- Task to complete
Pictures aside, quote the whole listing exactly.

%%

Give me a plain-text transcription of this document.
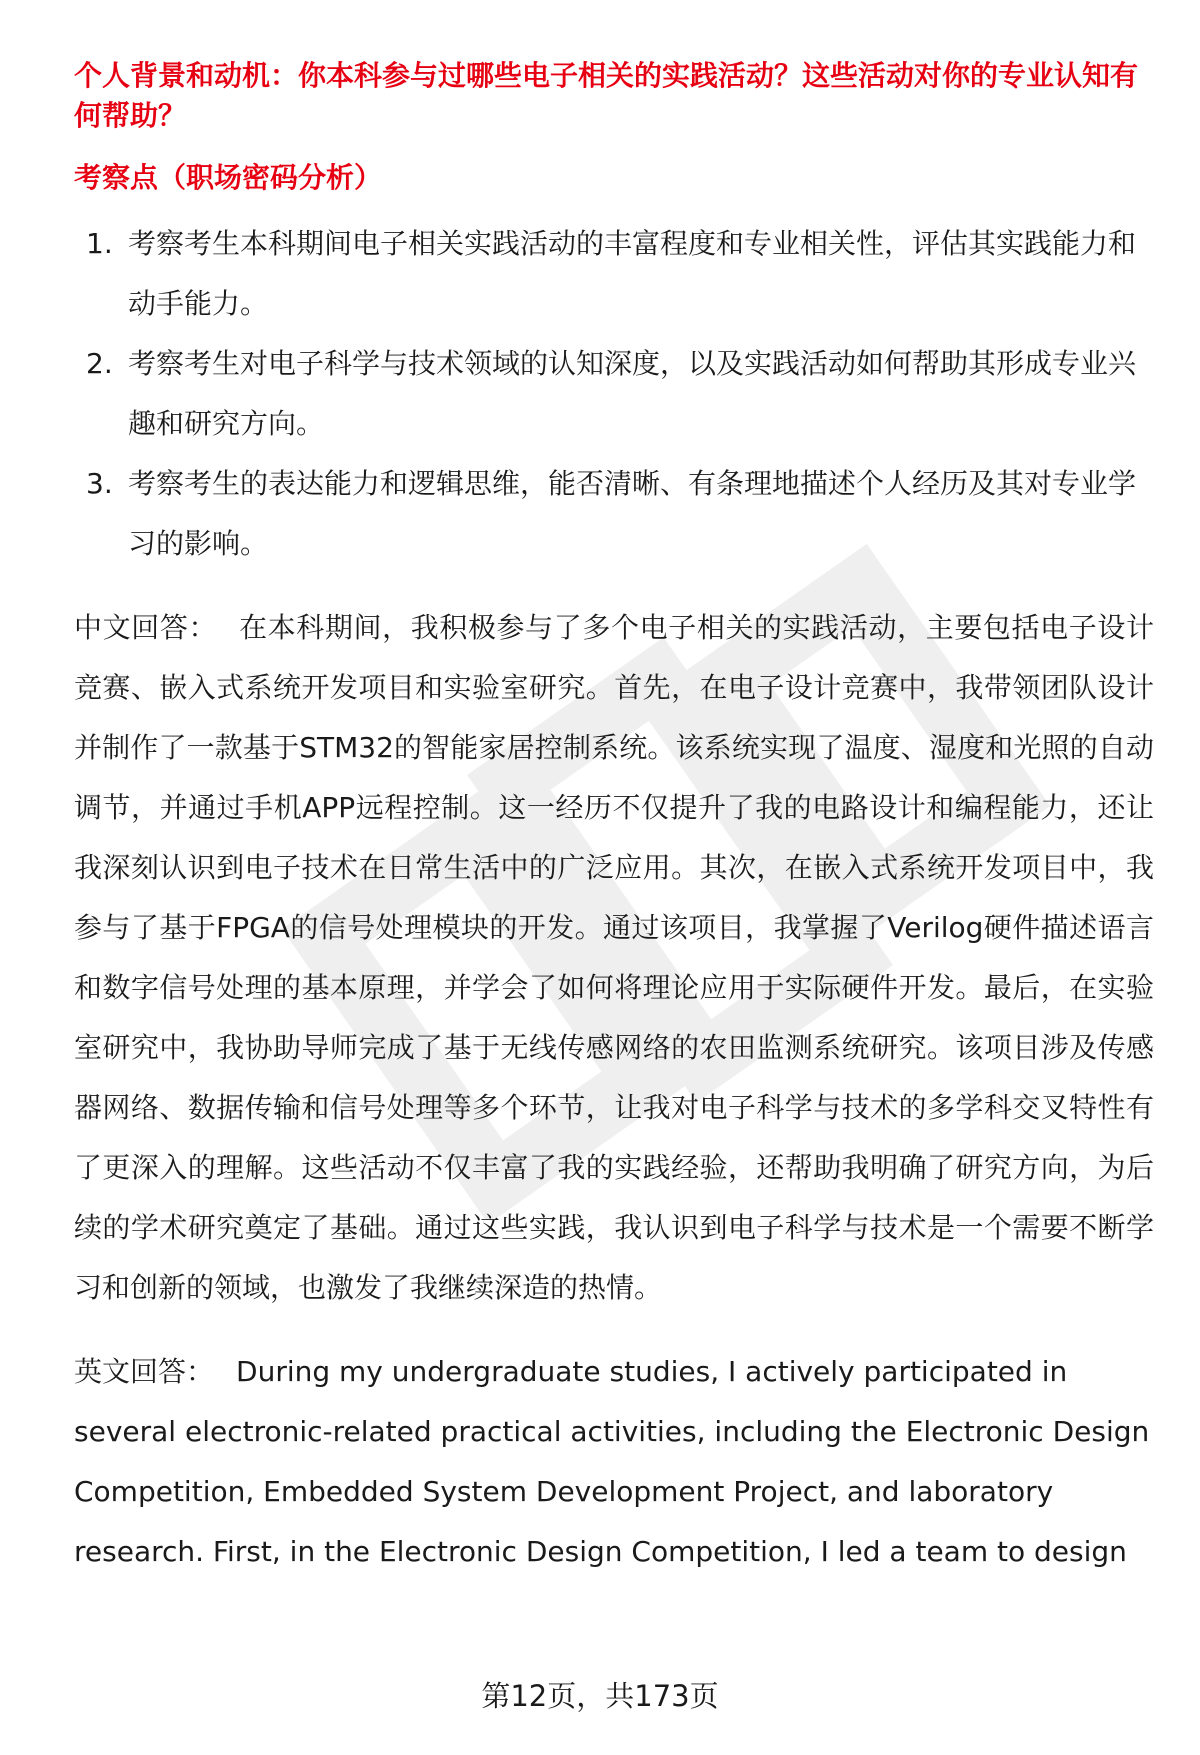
个人背景和动机：你本科参与过哪些电子相关的实践活动？这些活动对你的专业认知有何帮助？
考察点（职场密码分析）
1. 考察考生本科期间电子相关实践活动的丰富程度和专业相关性，评估其实践能力和动手能力。
2. 考察考生对电子科学与技术领域的认知深度，以及实践活动如何帮助其形成专业兴趣和研究方向。
3. 考察考生的表达能力和逻辑思维，能否清晰、有条理地描述个人经历及其对专业学习的影响。

中文回答： 在本科期间，我积极参与了多个电子相关的实践活动，主要包括电子设计竞赛、嵌入式系统开发项目和实验室研究。首先，在电子设计竞赛中，我带领团队设计并制作了一款基于STM32的智能家居控制系统。该系统实现了温度、湿度和光照的自动调节，并通过手机APP远程控制。这一经历不仅提升了我的电路设计和编程能力，还让我深刻认识到电子技术在日常生活中的广泛应用。其次，在嵌入式系统开发项目中，我参与了基于FPGA的信号处理模块的开发。通过该项目，我掌握了Verilog硬件描述语言和数字信号处理的基本原理，并学会了如何将理论应用于实际硬件开发。最后，在实验室研究中，我协助导师完成了基于无线传感网络的农田监测系统研究。该项目涉及传感器网络、数据传输和信号处理等多个环节，让我对电子科学与技术的多学科交叉特性有了更深入的理解。这些活动不仅丰富了我的实践经验，还帮助我明确了研究方向，为后续的学术研究奠定了基础。通过这些实践，我认识到电子科学与技术是一个需要不断学习和创新的领域，也激发了我继续深造的热情。

英文回答： During my undergraduate studies, I actively participated in several electronic-related practical activities, including the Electronic Design Competition, Embedded System Development Project, and laboratory research. First, in the Electronic Design Competition, I led a team to design

第12页，共173页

%%

- Full answer
Give me a plain-text transcription of this document.
个人背景和动机：你本科参与过哪些电子相关的实践活动？这些活动对你的专业认知有何帮助？
考察点（职场密码分析）
1. 考察考生本科期间电子相关实践活动的丰富程度和专业相关性，评估其实践能力和动手能力。
2. 考察考生对电子科学与技术领域的认知深度，以及实践活动如何帮助其形成专业兴趣和研究方向。
3. 考察考生的表达能力和逻辑思维，能否清晰、有条理地描述个人经历及其对专业学习的影响。

中文回答： 在本科期间，我积极参与了多个电子相关的实践活动，主要包括电子设计竞赛、嵌入式系统开发项目和实验室研究。首先，在电子设计竞赛中，我带领团队设计并制作了一款基于STM32的智能家居控制系统。该系统实现了温度、湿度和光照的自动调节，并通过手机APP远程控制。这一经历不仅提升了我的电路设计和编程能力，还让我深刻认识到电子技术在日常生活中的广泛应用。其次，在嵌入式系统开发项目中，我参与了基于FPGA的信号处理模块的开发。通过该项目，我掌握了Verilog硬件描述语言和数字信号处理的基本原理，并学会了如何将理论应用于实际硬件开发。最后，在实验室研究中，我协助导师完成了基于无线传感网络的农田监测系统研究。该项目涉及传感器网络、数据传输和信号处理等多个环节，让我对电子科学与技术的多学科交叉特性有了更深入的理解。这些活动不仅丰富了我的实践经验，还帮助我明确了研究方向，为后续的学术研究奠定了基础。通过这些实践，我认识到电子科学与技术是一个需要不断学习和创新的领域，也激发了我继续深造的热情。

英文回答： During my undergraduate studies, I actively participated in several electronic-related practical activities, including the Electronic Design Competition, Embedded System Development Project, and laboratory research. First, in the Electronic Design Competition, I led a team to design

第12页，共173页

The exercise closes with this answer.